What the task requires: Search the records below for the word "title" and show every line where it occurs.

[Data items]
········
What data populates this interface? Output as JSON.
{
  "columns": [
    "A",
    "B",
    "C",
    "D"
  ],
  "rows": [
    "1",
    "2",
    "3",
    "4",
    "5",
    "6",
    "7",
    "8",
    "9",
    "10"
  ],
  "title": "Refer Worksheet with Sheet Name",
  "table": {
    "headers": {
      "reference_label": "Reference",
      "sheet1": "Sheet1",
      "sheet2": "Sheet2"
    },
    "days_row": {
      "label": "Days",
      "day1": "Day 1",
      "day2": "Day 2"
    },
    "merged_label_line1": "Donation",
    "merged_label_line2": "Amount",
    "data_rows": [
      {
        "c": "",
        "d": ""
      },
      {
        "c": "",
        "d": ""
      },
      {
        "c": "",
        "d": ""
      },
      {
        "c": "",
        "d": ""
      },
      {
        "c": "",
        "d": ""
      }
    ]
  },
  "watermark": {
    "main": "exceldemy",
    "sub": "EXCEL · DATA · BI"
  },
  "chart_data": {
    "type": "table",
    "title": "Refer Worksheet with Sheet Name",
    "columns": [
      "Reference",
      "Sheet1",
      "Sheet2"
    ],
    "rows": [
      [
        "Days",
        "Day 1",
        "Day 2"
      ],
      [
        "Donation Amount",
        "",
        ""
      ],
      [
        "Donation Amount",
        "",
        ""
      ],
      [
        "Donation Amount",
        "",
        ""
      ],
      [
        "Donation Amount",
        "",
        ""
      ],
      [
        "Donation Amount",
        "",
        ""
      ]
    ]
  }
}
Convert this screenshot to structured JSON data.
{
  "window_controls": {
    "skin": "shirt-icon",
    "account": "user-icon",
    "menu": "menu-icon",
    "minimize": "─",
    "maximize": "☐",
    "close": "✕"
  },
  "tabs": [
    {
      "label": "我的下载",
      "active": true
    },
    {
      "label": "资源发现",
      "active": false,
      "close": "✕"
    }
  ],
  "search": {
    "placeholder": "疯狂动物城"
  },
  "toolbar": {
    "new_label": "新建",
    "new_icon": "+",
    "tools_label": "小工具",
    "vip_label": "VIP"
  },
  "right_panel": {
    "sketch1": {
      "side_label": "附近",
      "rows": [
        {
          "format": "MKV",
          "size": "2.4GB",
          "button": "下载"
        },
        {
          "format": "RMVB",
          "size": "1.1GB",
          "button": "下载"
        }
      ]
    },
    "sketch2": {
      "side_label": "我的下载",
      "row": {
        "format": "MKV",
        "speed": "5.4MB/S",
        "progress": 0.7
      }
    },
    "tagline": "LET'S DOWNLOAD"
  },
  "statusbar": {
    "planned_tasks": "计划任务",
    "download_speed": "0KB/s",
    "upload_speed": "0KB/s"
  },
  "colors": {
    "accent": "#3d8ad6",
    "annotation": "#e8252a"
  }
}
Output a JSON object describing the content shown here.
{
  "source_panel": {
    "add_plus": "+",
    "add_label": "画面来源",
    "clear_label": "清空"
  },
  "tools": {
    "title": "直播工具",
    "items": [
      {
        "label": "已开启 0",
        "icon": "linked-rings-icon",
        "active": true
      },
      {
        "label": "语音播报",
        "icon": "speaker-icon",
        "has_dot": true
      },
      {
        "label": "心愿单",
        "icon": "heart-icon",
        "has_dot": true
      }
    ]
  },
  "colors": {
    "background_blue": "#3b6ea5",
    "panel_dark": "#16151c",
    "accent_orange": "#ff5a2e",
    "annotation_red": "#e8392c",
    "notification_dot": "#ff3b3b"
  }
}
········
Answer to this task:
  "title": "Refer Worksheet with Sheet Name",
    "title": "Refer Worksheet with Sheet Name",
    "title": "直播工具",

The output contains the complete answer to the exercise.